* BEGIN *

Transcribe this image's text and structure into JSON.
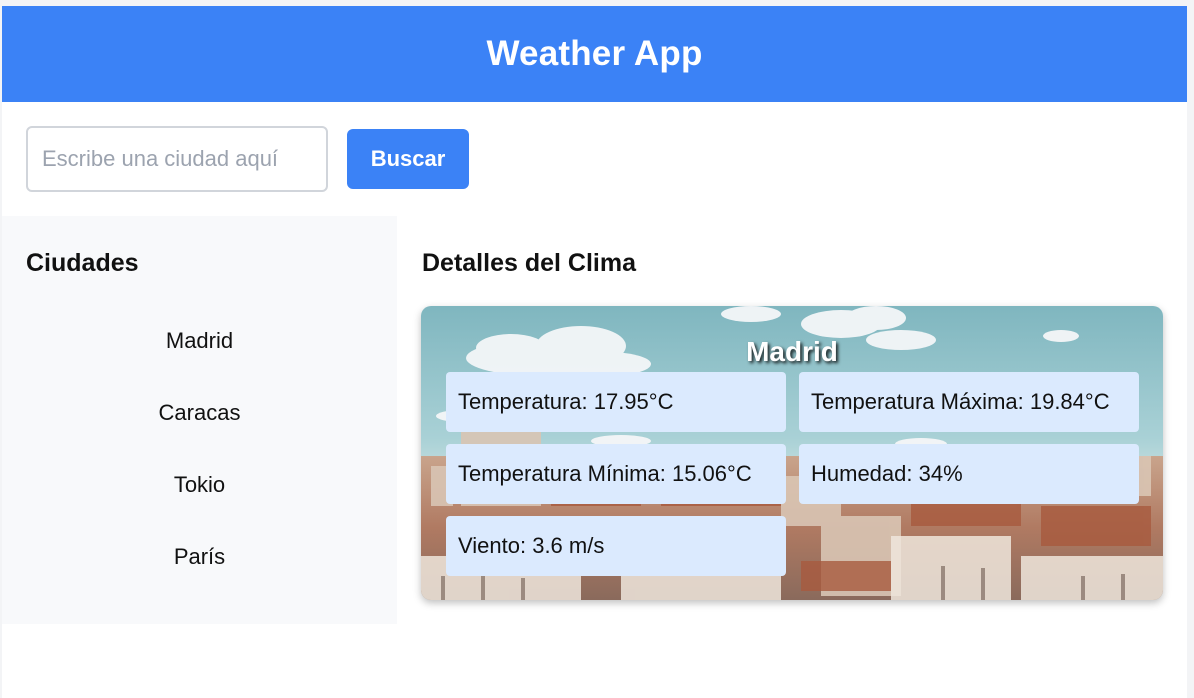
{
  "header": {
    "title": "Weather App",
    "color": "#3b82f6"
  },
  "search": {
    "placeholder": "Escribe una ciudad aquí",
    "value": "",
    "button_label": "Buscar"
  },
  "sidebar": {
    "title": "Ciudades",
    "cities": [
      "Madrid",
      "Caracas",
      "Tokio",
      "París"
    ]
  },
  "details": {
    "title": "Detalles del Clima",
    "city": "Madrid",
    "background_image": "madrid-cityscape-photo",
    "stats": {
      "temperature": "Temperatura: 17.95°C",
      "temp_max": "Temperatura Máxima: 19.84°C",
      "temp_min": "Temperatura Mínima: 15.06°C",
      "humidity": "Humedad: 34%",
      "wind": "Viento: 3.6 m/s"
    }
  }
}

* END *

Leave out the pictures and give the rest of the records again exactly.

Transcribe this image's text and structure into JSON.
{
  "header": {
    "title": "Weather App",
    "color": "#3b82f6"
  },
  "search": {
    "placeholder": "Escribe una ciudad aquí",
    "value": "",
    "button_label": "Buscar"
  },
  "sidebar": {
    "title": "Ciudades",
    "cities": [
      "Madrid",
      "Caracas",
      "Tokio",
      "París"
    ]
  },
  "details": {
    "title": "Detalles del Clima",
    "city": "Madrid",
    "background_image": "madrid-cityscape-photo",
    "stats": {
      "temperature": "Temperatura: 17.95°C",
      "temp_max": "Temperatura Máxima: 19.84°C",
      "temp_min": "Temperatura Mínima: 15.06°C",
      "humidity": "Humedad: 34%",
      "wind": "Viento: 3.6 m/s"
    }
  }
}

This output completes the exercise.